**Provided text**:
I officially came out to myself last summer, and it's certainly been an interesting and unexpected ride ever since. Throughout this span of time, I have sinned worse than I'd expected and I have felt closer to God than I'd deemed possible. Since the full realization of my homosexuality really hit, I have incessantly learned and doubted. Many times I have felt alone or slighted, other times perfectly at peace, but many more times I have felt a numbing nothing at all.

I do not know if I will marry in this life, or have children, or ever be satisfied in a relationship, or ever feel truly fulfilled. I do not know how much is expected of me in this time of mine on this planet. But I do know that this ride is far from over, and that I have a God and Savior who understand. Through the sin and hopelessness, the casting of stones and the numbness, they alone understand infinitely.

That is literally all that matters anymore.

Sunday, February 28, 2016

Bonfire

Last weekend, I was able to drive up to see an old friend of mine for her birthday party. This friend of mine also happens to be a girl who I have had some feelings for on and off in the past (and the feelings have definitely been mutual). Over the past few years at different times, I have flirted with her, liked her, and even considered dating her. But for obvious reasons, it's always been fleeting and I never pursued a relationship.

**Raw data**:
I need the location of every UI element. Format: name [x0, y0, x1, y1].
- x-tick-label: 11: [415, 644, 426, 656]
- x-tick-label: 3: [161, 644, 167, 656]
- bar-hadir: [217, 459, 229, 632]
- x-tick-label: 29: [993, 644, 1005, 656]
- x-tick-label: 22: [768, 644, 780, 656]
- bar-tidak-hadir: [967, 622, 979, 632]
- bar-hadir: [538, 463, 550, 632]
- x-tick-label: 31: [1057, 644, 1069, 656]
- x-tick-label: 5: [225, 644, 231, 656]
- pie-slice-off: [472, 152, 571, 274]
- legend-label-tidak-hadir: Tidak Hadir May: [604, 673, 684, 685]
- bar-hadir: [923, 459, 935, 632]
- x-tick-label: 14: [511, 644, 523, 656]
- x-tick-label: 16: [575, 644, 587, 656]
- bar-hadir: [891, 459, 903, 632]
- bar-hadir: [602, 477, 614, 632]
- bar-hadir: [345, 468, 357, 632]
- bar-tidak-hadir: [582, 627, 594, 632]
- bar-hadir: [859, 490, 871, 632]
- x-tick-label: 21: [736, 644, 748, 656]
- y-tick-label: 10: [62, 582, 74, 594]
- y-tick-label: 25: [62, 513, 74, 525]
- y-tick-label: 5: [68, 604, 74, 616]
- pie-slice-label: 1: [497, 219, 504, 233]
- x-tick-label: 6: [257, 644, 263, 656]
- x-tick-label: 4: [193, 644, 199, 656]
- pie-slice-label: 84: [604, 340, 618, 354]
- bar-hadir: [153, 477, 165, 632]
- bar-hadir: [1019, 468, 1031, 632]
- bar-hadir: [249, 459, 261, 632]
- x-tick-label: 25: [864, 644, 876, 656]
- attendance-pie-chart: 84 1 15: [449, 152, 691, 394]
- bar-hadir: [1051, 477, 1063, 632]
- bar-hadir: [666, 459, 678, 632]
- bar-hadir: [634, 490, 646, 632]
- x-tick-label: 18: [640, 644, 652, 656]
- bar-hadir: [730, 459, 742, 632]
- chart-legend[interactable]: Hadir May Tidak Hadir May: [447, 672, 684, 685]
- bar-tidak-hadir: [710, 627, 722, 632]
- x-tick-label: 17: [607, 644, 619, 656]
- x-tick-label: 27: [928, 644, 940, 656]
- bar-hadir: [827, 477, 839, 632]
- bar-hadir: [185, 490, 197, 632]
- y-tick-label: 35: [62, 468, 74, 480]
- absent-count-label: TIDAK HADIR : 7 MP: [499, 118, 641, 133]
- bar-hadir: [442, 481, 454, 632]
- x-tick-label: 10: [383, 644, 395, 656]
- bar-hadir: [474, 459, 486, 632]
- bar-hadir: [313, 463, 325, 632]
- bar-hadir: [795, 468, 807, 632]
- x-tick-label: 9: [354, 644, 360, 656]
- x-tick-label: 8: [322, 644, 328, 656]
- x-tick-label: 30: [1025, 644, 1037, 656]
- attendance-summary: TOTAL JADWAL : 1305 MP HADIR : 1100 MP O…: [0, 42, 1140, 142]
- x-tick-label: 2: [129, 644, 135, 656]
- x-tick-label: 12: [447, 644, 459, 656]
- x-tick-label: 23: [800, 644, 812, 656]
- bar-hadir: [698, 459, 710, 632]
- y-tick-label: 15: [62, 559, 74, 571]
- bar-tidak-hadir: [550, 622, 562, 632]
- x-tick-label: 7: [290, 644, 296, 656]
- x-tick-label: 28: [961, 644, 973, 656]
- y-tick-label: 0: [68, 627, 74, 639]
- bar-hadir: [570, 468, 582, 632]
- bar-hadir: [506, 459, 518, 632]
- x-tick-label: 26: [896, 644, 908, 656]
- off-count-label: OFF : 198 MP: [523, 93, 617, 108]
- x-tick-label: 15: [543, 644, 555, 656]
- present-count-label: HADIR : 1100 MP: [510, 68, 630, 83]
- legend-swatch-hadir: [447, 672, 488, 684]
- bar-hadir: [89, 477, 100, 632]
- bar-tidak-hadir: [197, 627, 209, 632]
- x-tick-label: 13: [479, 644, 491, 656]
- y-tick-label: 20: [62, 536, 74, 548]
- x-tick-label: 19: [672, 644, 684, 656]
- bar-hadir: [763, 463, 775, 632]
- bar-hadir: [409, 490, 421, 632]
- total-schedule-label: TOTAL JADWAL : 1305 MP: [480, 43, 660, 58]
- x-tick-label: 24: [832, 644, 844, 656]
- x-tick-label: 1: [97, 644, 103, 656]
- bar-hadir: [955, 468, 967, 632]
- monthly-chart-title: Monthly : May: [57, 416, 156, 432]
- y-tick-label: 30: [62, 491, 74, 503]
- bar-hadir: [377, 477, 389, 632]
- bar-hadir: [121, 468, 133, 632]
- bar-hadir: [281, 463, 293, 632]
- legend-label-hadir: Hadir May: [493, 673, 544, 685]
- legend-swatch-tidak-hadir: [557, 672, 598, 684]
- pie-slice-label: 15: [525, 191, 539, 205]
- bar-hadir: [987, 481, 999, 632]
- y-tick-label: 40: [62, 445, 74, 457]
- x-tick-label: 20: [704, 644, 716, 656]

**Problem description**: Rewrite the blog post about coming out from "I officially came" to "alone understand infinitely.", changing "ride" to "journey".

**Response to the exercise**:
I officially came out to myself last summer, and it's certainly been an interesting and unexpected journey ever since. Throughout this span of time, I have sinned worse than I'd expected and I have felt closer to God than I'd deemed possible. Since the full realization of my homosexuality really hit, I have incessantly learned and doubted. Many times I have felt alone or slighted, other times perfectly at peace, but many more times I have felt a numbing nothing at all.

I do not know if I will marry in this life, or have children, or ever be satisfied in a relationship, or ever feel truly fulfilled. I do not know how much is expected of me in this time of mine on this planet. But I do know that this journey is far from over, and that I have a God and Savior who understand. Through the sin and hopelessness, the casting of stones and the numbness, they alone understand infinitely.